START
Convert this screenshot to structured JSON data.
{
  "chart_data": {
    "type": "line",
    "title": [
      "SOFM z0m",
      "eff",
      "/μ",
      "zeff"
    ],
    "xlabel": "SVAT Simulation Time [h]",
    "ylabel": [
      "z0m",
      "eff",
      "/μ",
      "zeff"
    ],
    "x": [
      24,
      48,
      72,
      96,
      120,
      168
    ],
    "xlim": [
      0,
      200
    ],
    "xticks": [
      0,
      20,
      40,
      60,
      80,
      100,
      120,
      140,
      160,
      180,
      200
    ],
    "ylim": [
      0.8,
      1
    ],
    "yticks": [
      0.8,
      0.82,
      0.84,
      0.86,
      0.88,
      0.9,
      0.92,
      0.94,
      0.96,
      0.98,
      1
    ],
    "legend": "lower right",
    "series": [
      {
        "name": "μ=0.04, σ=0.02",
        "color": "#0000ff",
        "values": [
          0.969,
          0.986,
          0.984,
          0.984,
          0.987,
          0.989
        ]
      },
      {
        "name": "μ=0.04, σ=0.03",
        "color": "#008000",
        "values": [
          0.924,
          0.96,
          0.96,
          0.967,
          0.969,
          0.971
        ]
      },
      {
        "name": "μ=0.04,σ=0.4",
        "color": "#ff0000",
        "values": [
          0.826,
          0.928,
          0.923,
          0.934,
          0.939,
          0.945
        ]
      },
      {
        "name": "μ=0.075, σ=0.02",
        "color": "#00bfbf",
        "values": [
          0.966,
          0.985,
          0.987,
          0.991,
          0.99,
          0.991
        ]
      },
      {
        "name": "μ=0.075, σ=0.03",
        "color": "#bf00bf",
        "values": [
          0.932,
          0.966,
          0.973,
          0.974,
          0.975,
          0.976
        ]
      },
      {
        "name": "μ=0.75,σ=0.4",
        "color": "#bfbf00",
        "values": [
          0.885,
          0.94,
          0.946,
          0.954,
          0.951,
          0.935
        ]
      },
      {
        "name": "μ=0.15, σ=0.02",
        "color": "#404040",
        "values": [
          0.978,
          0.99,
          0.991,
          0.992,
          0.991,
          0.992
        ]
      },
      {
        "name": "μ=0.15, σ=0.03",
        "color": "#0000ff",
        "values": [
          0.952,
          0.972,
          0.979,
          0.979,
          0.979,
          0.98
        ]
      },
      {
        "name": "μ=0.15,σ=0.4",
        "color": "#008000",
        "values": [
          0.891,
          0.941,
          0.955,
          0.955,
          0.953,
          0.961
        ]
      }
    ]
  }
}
END
# What you are asked to do
For the string "name", count the lines of the entries above that include it; answer with the number only.

# Task output
9